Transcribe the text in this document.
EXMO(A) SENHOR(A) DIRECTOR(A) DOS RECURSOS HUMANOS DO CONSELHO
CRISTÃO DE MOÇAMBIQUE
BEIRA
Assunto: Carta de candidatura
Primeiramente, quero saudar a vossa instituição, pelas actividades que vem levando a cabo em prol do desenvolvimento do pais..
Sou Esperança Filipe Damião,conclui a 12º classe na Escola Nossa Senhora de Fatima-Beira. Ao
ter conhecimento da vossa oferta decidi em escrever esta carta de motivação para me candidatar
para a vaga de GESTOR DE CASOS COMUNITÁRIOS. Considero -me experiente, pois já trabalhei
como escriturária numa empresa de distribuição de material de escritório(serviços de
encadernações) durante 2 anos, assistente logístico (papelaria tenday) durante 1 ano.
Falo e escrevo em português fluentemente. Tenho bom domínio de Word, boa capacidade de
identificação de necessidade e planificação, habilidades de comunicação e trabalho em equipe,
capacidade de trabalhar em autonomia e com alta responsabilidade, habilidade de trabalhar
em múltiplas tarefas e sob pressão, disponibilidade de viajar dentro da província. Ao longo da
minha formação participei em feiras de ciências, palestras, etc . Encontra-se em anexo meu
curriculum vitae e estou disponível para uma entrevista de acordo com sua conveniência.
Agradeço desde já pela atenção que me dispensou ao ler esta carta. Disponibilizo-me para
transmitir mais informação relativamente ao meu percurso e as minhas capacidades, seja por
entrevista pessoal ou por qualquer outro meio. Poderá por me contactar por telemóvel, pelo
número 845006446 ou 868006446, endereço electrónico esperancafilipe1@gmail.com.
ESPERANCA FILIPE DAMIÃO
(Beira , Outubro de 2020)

* **Work required**:
Repeat every entry exactly, please.

* **Correct result**:
Transcribe the text in this document.
EXMO(A) SENHOR(A) DIRECTOR(A) DOS RECURSOS HUMANOS DO CONSELHO
CRISTÃO DE MOÇAMBIQUE
BEIRA
Assunto: Carta de candidatura
Primeiramente, quero saudar a vossa instituição, pelas actividades que vem levando a cabo em prol do desenvolvimento do pais..
Sou Esperança Filipe Damião,conclui a 12º classe na Escola Nossa Senhora de Fatima-Beira. Ao
ter conhecimento da vossa oferta decidi em escrever esta carta de motivação para me candidatar
para a vaga de GESTOR DE CASOS COMUNITÁRIOS. Considero -me experiente, pois já trabalhei
como escriturária numa empresa de distribuição de material de escritório(serviços de
encadernações) durante 2 anos, assistente logístico (papelaria tenday) durante 1 ano.
Falo e escrevo em português fluentemente. Tenho bom domínio de Word, boa capacidade de
identificação de necessidade e planificação, habilidades de comunicação e trabalho em equipe,
capacidade de trabalhar em autonomia e com alta responsabilidade, habilidade de trabalhar
em múltiplas tarefas e sob pressão, disponibilidade de viajar dentro da província. Ao longo da
minha formação participei em feiras de ciências, palestras, etc . Encontra-se em anexo meu
curriculum vitae e estou disponível para uma entrevista de acordo com sua conveniência.
Agradeço desde já pela atenção que me dispensou ao ler esta carta. Disponibilizo-me para
transmitir mais informação relativamente ao meu percurso e as minhas capacidades, seja por
entrevista pessoal ou por qualquer outro meio. Poderá por me contactar por telemóvel, pelo
número 845006446 ou 868006446, endereço electrónico esperancafilipe1@gmail.com.
ESPERANCA FILIPE DAMIÃO
(Beira , Outubro de 2020)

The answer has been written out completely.